## Task directions
Using the entries that follow, collect the lines where the word "oferty" appears.

-- start of The data --

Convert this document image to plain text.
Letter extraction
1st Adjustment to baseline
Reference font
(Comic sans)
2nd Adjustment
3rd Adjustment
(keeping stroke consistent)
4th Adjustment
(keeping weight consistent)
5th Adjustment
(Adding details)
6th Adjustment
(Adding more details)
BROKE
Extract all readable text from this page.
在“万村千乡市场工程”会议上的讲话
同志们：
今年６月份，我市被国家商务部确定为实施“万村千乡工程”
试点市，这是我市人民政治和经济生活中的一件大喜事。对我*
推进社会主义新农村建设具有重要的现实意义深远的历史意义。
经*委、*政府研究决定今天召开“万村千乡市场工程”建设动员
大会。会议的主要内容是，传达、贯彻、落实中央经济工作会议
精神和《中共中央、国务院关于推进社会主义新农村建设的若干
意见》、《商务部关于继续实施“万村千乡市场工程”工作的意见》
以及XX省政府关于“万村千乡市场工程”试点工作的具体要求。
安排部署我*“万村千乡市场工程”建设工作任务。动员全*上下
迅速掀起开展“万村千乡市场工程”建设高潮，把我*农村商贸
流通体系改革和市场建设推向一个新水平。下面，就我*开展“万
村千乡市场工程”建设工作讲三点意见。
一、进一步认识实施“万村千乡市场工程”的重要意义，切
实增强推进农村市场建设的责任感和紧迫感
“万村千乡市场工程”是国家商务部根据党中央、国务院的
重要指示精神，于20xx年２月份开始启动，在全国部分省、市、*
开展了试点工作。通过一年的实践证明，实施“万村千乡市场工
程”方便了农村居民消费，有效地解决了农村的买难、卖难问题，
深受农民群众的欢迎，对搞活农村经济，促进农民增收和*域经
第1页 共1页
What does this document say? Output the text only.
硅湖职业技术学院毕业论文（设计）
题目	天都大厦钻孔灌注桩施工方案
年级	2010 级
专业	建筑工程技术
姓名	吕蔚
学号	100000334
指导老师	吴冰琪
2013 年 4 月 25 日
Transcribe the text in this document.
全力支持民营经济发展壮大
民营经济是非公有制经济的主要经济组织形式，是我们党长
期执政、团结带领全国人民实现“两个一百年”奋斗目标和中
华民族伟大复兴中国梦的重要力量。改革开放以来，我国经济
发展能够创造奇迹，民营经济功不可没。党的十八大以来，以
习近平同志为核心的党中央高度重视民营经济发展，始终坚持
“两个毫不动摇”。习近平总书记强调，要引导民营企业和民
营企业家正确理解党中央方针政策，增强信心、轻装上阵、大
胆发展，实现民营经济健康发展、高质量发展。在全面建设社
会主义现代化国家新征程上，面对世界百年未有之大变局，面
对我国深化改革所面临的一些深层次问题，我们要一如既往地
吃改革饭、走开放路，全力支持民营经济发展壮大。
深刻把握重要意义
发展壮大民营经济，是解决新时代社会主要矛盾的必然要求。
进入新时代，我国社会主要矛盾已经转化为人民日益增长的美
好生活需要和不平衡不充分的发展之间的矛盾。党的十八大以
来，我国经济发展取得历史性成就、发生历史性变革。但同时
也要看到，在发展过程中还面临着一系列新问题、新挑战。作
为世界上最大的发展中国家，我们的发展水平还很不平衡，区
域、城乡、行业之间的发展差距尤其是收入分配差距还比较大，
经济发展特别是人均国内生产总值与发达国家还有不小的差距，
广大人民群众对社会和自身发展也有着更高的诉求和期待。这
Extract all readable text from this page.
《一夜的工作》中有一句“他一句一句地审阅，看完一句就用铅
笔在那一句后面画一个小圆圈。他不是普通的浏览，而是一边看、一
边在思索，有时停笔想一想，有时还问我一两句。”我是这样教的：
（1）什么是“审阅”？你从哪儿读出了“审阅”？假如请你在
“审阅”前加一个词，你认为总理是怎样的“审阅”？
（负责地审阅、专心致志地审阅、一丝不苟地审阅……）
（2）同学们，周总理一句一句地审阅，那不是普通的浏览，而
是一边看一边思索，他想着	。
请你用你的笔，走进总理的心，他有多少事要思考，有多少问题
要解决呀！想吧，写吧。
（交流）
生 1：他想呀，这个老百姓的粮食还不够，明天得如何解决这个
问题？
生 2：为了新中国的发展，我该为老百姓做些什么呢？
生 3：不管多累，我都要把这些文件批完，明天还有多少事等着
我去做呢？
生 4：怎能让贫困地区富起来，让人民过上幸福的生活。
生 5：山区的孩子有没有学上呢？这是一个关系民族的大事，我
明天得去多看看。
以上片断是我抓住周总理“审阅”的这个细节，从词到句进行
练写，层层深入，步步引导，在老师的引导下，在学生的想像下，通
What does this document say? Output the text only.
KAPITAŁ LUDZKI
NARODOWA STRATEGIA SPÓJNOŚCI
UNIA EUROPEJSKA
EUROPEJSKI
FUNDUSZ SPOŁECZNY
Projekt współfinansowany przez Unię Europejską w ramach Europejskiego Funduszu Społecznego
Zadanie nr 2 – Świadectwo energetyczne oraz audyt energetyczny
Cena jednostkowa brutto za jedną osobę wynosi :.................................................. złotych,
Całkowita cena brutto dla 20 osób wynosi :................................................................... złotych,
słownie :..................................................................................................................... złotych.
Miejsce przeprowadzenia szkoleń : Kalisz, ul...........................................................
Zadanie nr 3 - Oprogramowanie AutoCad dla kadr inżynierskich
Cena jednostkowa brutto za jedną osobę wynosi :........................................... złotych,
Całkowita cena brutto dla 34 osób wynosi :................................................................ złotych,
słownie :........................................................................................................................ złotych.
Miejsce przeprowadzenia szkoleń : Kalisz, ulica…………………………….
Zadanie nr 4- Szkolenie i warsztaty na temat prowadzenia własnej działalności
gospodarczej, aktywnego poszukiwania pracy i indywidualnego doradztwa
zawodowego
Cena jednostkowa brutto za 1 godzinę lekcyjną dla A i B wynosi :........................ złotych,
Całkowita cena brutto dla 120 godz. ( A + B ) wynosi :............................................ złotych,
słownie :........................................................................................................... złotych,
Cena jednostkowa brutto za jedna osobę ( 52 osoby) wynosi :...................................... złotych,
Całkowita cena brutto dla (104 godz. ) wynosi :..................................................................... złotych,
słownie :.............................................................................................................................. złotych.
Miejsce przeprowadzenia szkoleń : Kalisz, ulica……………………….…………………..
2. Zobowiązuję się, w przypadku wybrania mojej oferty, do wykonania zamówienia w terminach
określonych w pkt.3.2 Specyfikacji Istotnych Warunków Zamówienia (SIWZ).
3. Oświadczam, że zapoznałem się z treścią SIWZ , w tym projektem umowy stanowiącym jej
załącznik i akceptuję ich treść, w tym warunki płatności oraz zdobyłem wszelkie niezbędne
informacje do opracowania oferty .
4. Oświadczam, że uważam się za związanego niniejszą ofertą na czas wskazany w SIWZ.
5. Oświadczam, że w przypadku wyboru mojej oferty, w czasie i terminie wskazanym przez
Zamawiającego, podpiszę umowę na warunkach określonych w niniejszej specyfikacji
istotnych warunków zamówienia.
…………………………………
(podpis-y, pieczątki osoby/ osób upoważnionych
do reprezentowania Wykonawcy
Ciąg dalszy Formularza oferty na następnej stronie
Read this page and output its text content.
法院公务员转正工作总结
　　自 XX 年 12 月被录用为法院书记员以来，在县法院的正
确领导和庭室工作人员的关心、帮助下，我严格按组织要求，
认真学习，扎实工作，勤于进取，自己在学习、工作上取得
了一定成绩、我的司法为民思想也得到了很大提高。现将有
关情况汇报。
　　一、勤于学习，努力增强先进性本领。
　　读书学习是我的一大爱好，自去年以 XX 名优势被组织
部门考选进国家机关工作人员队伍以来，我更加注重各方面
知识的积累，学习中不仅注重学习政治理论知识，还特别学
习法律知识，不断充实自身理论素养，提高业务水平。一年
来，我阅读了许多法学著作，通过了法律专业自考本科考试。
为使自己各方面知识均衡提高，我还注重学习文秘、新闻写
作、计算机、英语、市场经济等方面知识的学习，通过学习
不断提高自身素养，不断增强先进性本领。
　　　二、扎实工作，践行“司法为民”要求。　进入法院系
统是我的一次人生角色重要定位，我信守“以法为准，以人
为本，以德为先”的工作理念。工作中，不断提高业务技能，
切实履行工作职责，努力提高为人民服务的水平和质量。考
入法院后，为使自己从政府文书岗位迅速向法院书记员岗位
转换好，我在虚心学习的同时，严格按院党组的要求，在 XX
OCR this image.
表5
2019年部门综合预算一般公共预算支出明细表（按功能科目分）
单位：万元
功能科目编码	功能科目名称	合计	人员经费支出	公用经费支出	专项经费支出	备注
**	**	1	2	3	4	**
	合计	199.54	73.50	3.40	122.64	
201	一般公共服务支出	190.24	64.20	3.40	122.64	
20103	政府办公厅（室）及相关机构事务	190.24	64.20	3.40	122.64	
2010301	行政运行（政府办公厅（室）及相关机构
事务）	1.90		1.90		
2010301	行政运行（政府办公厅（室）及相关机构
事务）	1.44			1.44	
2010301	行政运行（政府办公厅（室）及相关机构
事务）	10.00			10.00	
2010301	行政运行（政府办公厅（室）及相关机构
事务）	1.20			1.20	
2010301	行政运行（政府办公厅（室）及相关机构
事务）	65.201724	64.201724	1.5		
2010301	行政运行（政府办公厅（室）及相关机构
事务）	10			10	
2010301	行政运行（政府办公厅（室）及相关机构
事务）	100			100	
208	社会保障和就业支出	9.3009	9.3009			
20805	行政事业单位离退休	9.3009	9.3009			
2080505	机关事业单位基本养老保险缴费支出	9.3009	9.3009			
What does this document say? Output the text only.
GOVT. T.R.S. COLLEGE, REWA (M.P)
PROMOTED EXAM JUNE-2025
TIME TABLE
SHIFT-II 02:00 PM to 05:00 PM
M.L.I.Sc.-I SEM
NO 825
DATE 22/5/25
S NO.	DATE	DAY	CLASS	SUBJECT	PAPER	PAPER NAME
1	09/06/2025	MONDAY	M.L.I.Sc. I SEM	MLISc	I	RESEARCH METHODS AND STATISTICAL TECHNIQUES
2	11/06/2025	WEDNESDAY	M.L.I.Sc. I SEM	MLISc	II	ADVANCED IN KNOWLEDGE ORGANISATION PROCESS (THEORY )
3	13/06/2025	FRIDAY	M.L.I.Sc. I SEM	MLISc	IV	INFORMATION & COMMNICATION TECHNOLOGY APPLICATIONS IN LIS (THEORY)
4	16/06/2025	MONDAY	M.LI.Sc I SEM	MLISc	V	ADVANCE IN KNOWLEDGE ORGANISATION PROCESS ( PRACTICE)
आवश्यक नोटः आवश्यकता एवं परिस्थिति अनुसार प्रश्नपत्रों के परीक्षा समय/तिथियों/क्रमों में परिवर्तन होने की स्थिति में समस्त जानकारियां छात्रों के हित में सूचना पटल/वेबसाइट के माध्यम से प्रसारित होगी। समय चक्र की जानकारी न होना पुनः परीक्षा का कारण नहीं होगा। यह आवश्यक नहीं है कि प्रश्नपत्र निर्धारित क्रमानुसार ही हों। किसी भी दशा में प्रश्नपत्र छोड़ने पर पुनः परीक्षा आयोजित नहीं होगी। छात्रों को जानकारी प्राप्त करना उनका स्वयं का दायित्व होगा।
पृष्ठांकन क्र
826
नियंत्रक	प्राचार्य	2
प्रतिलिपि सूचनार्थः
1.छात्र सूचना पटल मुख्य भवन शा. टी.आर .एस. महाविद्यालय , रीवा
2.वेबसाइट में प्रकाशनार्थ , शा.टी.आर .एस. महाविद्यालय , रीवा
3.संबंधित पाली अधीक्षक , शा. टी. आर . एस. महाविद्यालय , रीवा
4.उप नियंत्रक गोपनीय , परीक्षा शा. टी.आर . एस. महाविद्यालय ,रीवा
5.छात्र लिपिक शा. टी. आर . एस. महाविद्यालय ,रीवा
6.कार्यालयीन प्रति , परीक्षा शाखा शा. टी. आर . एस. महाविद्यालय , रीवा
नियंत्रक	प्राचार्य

-- end of The data --

## Solution to this exercise
2. Zobowiązuję się, w przypadku wybrania mojej oferty, do wykonania zamówienia w terminach
informacje do opracowania oferty .
5. Oświadczam, że w przypadku wyboru mojej oferty, w czasie i terminie wskazanym przez
Ciąg dalszy Formularza oferty na następnej stronie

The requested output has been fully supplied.